GOAL OF THE EXERCISE:
Print every one of the items below line for line, without altering anything.

Saved entries
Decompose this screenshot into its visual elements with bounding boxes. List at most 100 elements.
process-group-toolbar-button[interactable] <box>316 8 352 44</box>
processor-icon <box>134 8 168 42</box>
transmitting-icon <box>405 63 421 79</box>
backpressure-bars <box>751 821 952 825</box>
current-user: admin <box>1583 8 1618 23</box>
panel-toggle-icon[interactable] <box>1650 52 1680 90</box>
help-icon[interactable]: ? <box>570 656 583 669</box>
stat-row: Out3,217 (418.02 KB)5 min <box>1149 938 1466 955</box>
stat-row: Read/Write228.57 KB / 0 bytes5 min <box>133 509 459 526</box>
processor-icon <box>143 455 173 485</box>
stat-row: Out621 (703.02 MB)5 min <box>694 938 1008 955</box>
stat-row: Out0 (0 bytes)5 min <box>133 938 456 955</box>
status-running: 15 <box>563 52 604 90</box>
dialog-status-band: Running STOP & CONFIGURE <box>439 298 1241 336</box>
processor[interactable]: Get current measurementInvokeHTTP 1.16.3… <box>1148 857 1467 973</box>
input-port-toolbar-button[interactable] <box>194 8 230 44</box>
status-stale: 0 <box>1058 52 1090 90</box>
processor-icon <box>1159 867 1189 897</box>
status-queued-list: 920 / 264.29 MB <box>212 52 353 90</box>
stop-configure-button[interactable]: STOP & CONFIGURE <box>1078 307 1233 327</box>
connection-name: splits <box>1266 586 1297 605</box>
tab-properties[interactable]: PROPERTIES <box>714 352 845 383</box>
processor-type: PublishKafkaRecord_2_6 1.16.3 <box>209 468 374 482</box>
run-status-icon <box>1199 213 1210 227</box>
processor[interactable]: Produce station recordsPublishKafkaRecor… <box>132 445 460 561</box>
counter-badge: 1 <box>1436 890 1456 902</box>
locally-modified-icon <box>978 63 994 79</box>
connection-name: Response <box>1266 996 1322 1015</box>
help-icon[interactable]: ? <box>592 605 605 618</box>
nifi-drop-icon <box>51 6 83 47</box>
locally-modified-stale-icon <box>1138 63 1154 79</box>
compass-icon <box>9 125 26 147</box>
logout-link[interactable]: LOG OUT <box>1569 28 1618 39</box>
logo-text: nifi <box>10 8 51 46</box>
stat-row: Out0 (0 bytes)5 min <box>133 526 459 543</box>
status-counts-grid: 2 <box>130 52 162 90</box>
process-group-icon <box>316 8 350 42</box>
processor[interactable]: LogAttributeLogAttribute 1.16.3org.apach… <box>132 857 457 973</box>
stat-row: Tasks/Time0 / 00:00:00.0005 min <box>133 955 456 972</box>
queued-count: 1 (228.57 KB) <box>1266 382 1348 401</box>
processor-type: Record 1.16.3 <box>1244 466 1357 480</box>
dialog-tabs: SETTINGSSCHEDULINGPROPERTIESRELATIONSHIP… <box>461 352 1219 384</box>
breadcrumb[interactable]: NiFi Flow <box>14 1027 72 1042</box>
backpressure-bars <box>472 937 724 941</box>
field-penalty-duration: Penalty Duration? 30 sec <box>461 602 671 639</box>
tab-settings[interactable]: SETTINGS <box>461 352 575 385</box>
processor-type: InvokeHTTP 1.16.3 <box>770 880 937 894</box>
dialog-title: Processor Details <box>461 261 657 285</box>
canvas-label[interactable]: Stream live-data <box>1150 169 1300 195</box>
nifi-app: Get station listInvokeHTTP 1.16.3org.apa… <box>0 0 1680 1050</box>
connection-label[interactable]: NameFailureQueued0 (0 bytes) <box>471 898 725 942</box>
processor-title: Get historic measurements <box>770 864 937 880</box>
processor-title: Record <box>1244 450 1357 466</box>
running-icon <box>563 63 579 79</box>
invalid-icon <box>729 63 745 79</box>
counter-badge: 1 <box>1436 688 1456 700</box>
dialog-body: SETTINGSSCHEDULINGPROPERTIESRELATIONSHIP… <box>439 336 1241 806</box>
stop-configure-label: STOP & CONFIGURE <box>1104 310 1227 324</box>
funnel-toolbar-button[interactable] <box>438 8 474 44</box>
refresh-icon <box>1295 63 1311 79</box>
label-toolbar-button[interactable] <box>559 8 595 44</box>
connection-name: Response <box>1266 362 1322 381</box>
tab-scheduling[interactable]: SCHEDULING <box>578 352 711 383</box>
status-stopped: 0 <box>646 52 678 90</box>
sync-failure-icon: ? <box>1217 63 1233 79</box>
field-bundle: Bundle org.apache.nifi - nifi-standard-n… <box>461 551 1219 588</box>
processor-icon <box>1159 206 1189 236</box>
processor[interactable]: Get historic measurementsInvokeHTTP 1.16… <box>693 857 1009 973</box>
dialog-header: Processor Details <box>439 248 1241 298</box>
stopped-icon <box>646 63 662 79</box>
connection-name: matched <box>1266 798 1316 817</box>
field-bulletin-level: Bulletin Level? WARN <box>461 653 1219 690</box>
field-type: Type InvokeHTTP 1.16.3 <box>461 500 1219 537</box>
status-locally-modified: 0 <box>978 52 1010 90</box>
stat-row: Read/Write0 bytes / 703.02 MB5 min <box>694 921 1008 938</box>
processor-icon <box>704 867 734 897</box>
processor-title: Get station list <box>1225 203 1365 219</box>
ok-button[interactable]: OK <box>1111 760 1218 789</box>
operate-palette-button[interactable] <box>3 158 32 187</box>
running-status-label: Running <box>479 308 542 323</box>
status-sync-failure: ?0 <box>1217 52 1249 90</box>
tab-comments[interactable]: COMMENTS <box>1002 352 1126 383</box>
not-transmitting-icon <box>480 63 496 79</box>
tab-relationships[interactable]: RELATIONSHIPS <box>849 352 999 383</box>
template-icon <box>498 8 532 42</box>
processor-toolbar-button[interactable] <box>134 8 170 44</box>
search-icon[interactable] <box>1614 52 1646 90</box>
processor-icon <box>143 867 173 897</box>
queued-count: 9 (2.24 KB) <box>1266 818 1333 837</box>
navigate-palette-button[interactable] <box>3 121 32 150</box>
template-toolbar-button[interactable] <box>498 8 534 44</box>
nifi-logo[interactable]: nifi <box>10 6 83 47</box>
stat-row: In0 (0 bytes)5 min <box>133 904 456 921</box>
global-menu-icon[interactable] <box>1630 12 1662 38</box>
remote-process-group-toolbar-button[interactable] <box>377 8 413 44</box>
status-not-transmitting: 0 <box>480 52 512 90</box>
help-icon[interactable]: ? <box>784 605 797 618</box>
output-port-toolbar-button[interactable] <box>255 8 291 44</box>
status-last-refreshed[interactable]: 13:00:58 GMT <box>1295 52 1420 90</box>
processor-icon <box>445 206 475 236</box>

ANSWER BELOW:
Decompose this screenshot into its visual elements with bounding boxes. List at most 100 elements.
process-group-toolbar-button[interactable] <box>316 8 352 44</box>
processor-icon <box>134 8 168 42</box>
transmitting-icon <box>405 63 421 79</box>
backpressure-bars <box>751 821 952 825</box>
current-user: admin <box>1583 8 1618 23</box>
panel-toggle-icon[interactable] <box>1650 52 1680 90</box>
help-icon[interactable]: ? <box>570 656 583 669</box>
stat-row: Out3,217 (418.02 KB)5 min <box>1149 938 1466 955</box>
stat-row: Read/Write228.57 KB / 0 bytes5 min <box>133 509 459 526</box>
processor-icon <box>143 455 173 485</box>
stat-row: Out621 (703.02 MB)5 min <box>694 938 1008 955</box>
stat-row: Out0 (0 bytes)5 min <box>133 938 456 955</box>
status-running: 15 <box>563 52 604 90</box>
dialog-status-band: Running STOP & CONFIGURE <box>439 298 1241 336</box>
processor[interactable]: Get current measurementInvokeHTTP 1.16.3… <box>1148 857 1467 973</box>
input-port-toolbar-button[interactable] <box>194 8 230 44</box>
status-stale: 0 <box>1058 52 1090 90</box>
processor-icon <box>1159 867 1189 897</box>
status-queued-list: 920 / 264.29 MB <box>212 52 353 90</box>
stop-configure-button[interactable]: STOP & CONFIGURE <box>1078 307 1233 327</box>
connection-name: splits <box>1266 586 1297 605</box>
tab-properties[interactable]: PROPERTIES <box>714 352 845 383</box>
processor-type: PublishKafkaRecord_2_6 1.16.3 <box>209 468 374 482</box>
run-status-icon <box>1199 213 1210 227</box>
processor[interactable]: Produce station recordsPublishKafkaRecor… <box>132 445 460 561</box>
counter-badge: 1 <box>1436 890 1456 902</box>
locally-modified-icon <box>978 63 994 79</box>
connection-name: Response <box>1266 996 1322 1015</box>
help-icon[interactable]: ? <box>592 605 605 618</box>
nifi-drop-icon <box>51 6 83 47</box>
locally-modified-stale-icon <box>1138 63 1154 79</box>
compass-icon <box>9 125 26 147</box>
logout-link[interactable]: LOG OUT <box>1569 28 1618 39</box>
logo-text: nifi <box>10 8 51 46</box>
stat-row: Out0 (0 bytes)5 min <box>133 526 459 543</box>
status-counts-grid: 2 <box>130 52 162 90</box>
process-group-icon <box>316 8 350 42</box>
processor[interactable]: LogAttributeLogAttribute 1.16.3org.apach… <box>132 857 457 973</box>
stat-row: Tasks/Time0 / 00:00:00.0005 min <box>133 955 456 972</box>
queued-count: 1 (228.57 KB) <box>1266 382 1348 401</box>
processor-type: Record 1.16.3 <box>1244 466 1357 480</box>
dialog-tabs: SETTINGSSCHEDULINGPROPERTIESRELATIONSHIP… <box>461 352 1219 384</box>
breadcrumb[interactable]: NiFi Flow <box>14 1027 72 1042</box>
backpressure-bars <box>472 937 724 941</box>
field-penalty-duration: Penalty Duration? 30 sec <box>461 602 671 639</box>
tab-settings[interactable]: SETTINGS <box>461 352 575 385</box>
processor-type: InvokeHTTP 1.16.3 <box>770 880 937 894</box>
dialog-title: Processor Details <box>461 261 657 285</box>
canvas-label[interactable]: Stream live-data <box>1150 169 1300 195</box>
nifi-app: Get station listInvokeHTTP 1.16.3org.apa… <box>0 0 1680 1050</box>
connection-label[interactable]: NameFailureQueued0 (0 bytes) <box>471 898 725 942</box>
processor-title: Get historic measurements <box>770 864 937 880</box>
processor-title: Record <box>1244 450 1357 466</box>
running-icon <box>563 63 579 79</box>
invalid-icon <box>729 63 745 79</box>
counter-badge: 1 <box>1436 688 1456 700</box>
dialog-body: SETTINGSSCHEDULINGPROPERTIESRELATIONSHIP… <box>439 336 1241 806</box>
stop-configure-label: STOP & CONFIGURE <box>1104 310 1227 324</box>
funnel-toolbar-button[interactable] <box>438 8 474 44</box>
refresh-icon <box>1295 63 1311 79</box>
label-toolbar-button[interactable] <box>559 8 595 44</box>
connection-name: Response <box>1266 362 1322 381</box>
tab-scheduling[interactable]: SCHEDULING <box>578 352 711 383</box>
status-stopped: 0 <box>646 52 678 90</box>
sync-failure-icon: ? <box>1217 63 1233 79</box>
field-bundle: Bundle org.apache.nifi - nifi-standard-n… <box>461 551 1219 588</box>
processor-icon <box>1159 206 1189 236</box>
processor[interactable]: Get historic measurementsInvokeHTTP 1.16… <box>693 857 1009 973</box>
dialog-header: Processor Details <box>439 248 1241 298</box>
stopped-icon <box>646 63 662 79</box>
connection-name: matched <box>1266 798 1316 817</box>
field-bulletin-level: Bulletin Level? WARN <box>461 653 1219 690</box>
field-type: Type InvokeHTTP 1.16.3 <box>461 500 1219 537</box>
status-locally-modified: 0 <box>978 52 1010 90</box>
stat-row: Read/Write0 bytes / 703.02 MB5 min <box>694 921 1008 938</box>
processor-icon <box>704 867 734 897</box>
processor-title: Get station list <box>1225 203 1365 219</box>
ok-button[interactable]: OK <box>1111 760 1218 789</box>
operate-palette-button[interactable] <box>3 158 32 187</box>
running-status-label: Running <box>479 308 542 323</box>
status-sync-failure: ?0 <box>1217 52 1249 90</box>
tab-comments[interactable]: COMMENTS <box>1002 352 1126 383</box>
not-transmitting-icon <box>480 63 496 79</box>
tab-relationships[interactable]: RELATIONSHIPS <box>849 352 999 383</box>
template-icon <box>498 8 532 42</box>
processor-toolbar-button[interactable] <box>134 8 170 44</box>
search-icon[interactable] <box>1614 52 1646 90</box>
processor-icon <box>143 867 173 897</box>
queued-count: 9 (2.24 KB) <box>1266 818 1333 837</box>
navigate-palette-button[interactable] <box>3 121 32 150</box>
template-toolbar-button[interactable] <box>498 8 534 44</box>
nifi-logo[interactable]: nifi <box>10 6 83 47</box>
stat-row: In0 (0 bytes)5 min <box>133 904 456 921</box>
global-menu-icon[interactable] <box>1630 12 1662 38</box>
remote-process-group-toolbar-button[interactable] <box>377 8 413 44</box>
status-not-transmitting: 0 <box>480 52 512 90</box>
help-icon[interactable]: ? <box>784 605 797 618</box>
output-port-toolbar-button[interactable] <box>255 8 291 44</box>
status-last-refreshed[interactable]: 13:00:58 GMT <box>1295 52 1420 90</box>
processor-icon <box>445 206 475 236</box>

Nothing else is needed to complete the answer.